> _WORK REQUIRED_
Reproduce every entry below precisely; do not include the pictures.

Dataset rows:

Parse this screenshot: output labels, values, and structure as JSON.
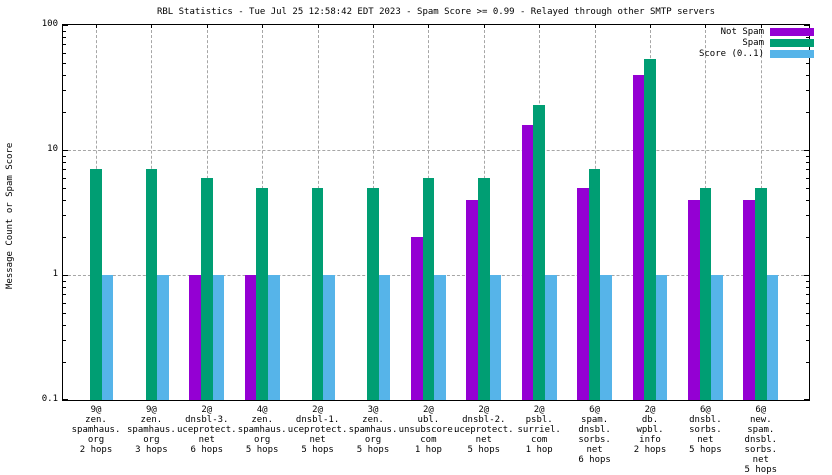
{
  "title": "RBL Statistics - Tue Jul 25 12:58:42 EDT 2023 - Spam Score >= 0.99 - Relayed through other SMTP servers",
  "colors": {
    "not_spam": "#9400d3",
    "spam": "#009e73",
    "score": "#56b4e9",
    "grid": "#a6a6a6",
    "axis": "#000000",
    "background": "#ffffff"
  },
  "legend": {
    "position": "top-right",
    "items": [
      "Not Spam",
      "Spam",
      "Score (0..1)"
    ]
  },
  "chart_data": {
    "type": "bar",
    "title": "RBL Statistics - Tue Jul 25 12:58:42 EDT 2023 - Spam Score >= 0.99 - Relayed through other SMTP servers",
    "xlabel": "",
    "ylabel": "Message Count or Spam Score",
    "yscale": "log",
    "ylim": [
      0.1,
      100
    ],
    "yticks": [
      {
        "label": "100",
        "value": 100
      },
      {
        "label": "10",
        "value": 10
      },
      {
        "label": "1",
        "value": 1
      },
      {
        "label": "0.1",
        "value": 0.1
      }
    ],
    "grid": true,
    "legend_position": "top-right",
    "categories": [
      {
        "lines": [
          "9@",
          "zen.",
          "spamhaus.",
          "org",
          "2 hops"
        ]
      },
      {
        "lines": [
          "9@",
          "zen.",
          "spamhaus.",
          "org",
          "3 hops"
        ]
      },
      {
        "lines": [
          "2@",
          "dnsbl-3.",
          "uceprotect.",
          "net",
          "6 hops"
        ]
      },
      {
        "lines": [
          "4@",
          "zen.",
          "spamhaus.",
          "org",
          "5 hops"
        ]
      },
      {
        "lines": [
          "2@",
          "dnsbl-1.",
          "uceprotect.",
          "net",
          "5 hops"
        ]
      },
      {
        "lines": [
          "3@",
          "zen.",
          "spamhaus.",
          "org",
          "5 hops"
        ]
      },
      {
        "lines": [
          "2@",
          "ubl.",
          "unsubscore.",
          "com",
          "1 hop"
        ]
      },
      {
        "lines": [
          "2@",
          "dnsbl-2.",
          "uceprotect.",
          "net",
          "5 hops"
        ]
      },
      {
        "lines": [
          "2@",
          "psbl.",
          "surriel.",
          "com",
          "1 hop"
        ]
      },
      {
        "lines": [
          "6@",
          "spam.",
          "dnsbl.",
          "sorbs.",
          "net",
          "6 hops"
        ]
      },
      {
        "lines": [
          "2@",
          "db.",
          "wpbl.",
          "info",
          "2 hops"
        ]
      },
      {
        "lines": [
          "6@",
          "dnsbl.",
          "sorbs.",
          "net",
          "5 hops"
        ]
      },
      {
        "lines": [
          "6@",
          "new.",
          "spam.",
          "dnsbl.",
          "sorbs.",
          "net",
          "5 hops"
        ]
      }
    ],
    "series": [
      {
        "name": "Not Spam",
        "color": "#9400d3",
        "values": [
          0,
          0,
          1,
          1,
          0,
          0,
          2,
          4,
          16,
          5,
          40,
          4,
          4
        ]
      },
      {
        "name": "Spam",
        "color": "#009e73",
        "values": [
          7,
          7,
          6,
          5,
          5,
          5,
          6,
          6,
          23,
          7,
          53,
          5,
          5
        ]
      },
      {
        "name": "Score (0..1)",
        "color": "#56b4e9",
        "values": [
          1,
          1,
          1,
          1,
          1,
          1,
          1,
          1,
          1,
          1,
          1,
          1,
          1
        ]
      }
    ]
  }
}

> _RESPONSE_
Parse this screenshot: output labels, values, and structure as JSON.
{
  "title": "RBL Statistics - Tue Jul 25 12:58:42 EDT 2023 - Spam Score >= 0.99 - Relayed through other SMTP servers",
  "colors": {
    "not_spam": "#9400d3",
    "spam": "#009e73",
    "score": "#56b4e9",
    "grid": "#a6a6a6",
    "axis": "#000000",
    "background": "#ffffff"
  },
  "legend": {
    "position": "top-right",
    "items": [
      "Not Spam",
      "Spam",
      "Score (0..1)"
    ]
  },
  "chart_data": {
    "type": "bar",
    "title": "RBL Statistics - Tue Jul 25 12:58:42 EDT 2023 - Spam Score >= 0.99 - Relayed through other SMTP servers",
    "xlabel": "",
    "ylabel": "Message Count or Spam Score",
    "yscale": "log",
    "ylim": [
      0.1,
      100
    ],
    "yticks": [
      {
        "label": "100",
        "value": 100
      },
      {
        "label": "10",
        "value": 10
      },
      {
        "label": "1",
        "value": 1
      },
      {
        "label": "0.1",
        "value": 0.1
      }
    ],
    "grid": true,
    "legend_position": "top-right",
    "categories": [
      {
        "lines": [
          "9@",
          "zen.",
          "spamhaus.",
          "org",
          "2 hops"
        ]
      },
      {
        "lines": [
          "9@",
          "zen.",
          "spamhaus.",
          "org",
          "3 hops"
        ]
      },
      {
        "lines": [
          "2@",
          "dnsbl-3.",
          "uceprotect.",
          "net",
          "6 hops"
        ]
      },
      {
        "lines": [
          "4@",
          "zen.",
          "spamhaus.",
          "org",
          "5 hops"
        ]
      },
      {
        "lines": [
          "2@",
          "dnsbl-1.",
          "uceprotect.",
          "net",
          "5 hops"
        ]
      },
      {
        "lines": [
          "3@",
          "zen.",
          "spamhaus.",
          "org",
          "5 hops"
        ]
      },
      {
        "lines": [
          "2@",
          "ubl.",
          "unsubscore.",
          "com",
          "1 hop"
        ]
      },
      {
        "lines": [
          "2@",
          "dnsbl-2.",
          "uceprotect.",
          "net",
          "5 hops"
        ]
      },
      {
        "lines": [
          "2@",
          "psbl.",
          "surriel.",
          "com",
          "1 hop"
        ]
      },
      {
        "lines": [
          "6@",
          "spam.",
          "dnsbl.",
          "sorbs.",
          "net",
          "6 hops"
        ]
      },
      {
        "lines": [
          "2@",
          "db.",
          "wpbl.",
          "info",
          "2 hops"
        ]
      },
      {
        "lines": [
          "6@",
          "dnsbl.",
          "sorbs.",
          "net",
          "5 hops"
        ]
      },
      {
        "lines": [
          "6@",
          "new.",
          "spam.",
          "dnsbl.",
          "sorbs.",
          "net",
          "5 hops"
        ]
      }
    ],
    "series": [
      {
        "name": "Not Spam",
        "color": "#9400d3",
        "values": [
          0,
          0,
          1,
          1,
          0,
          0,
          2,
          4,
          16,
          5,
          40,
          4,
          4
        ]
      },
      {
        "name": "Spam",
        "color": "#009e73",
        "values": [
          7,
          7,
          6,
          5,
          5,
          5,
          6,
          6,
          23,
          7,
          53,
          5,
          5
        ]
      },
      {
        "name": "Score (0..1)",
        "color": "#56b4e9",
        "values": [
          1,
          1,
          1,
          1,
          1,
          1,
          1,
          1,
          1,
          1,
          1,
          1,
          1
        ]
      }
    ]
  }
}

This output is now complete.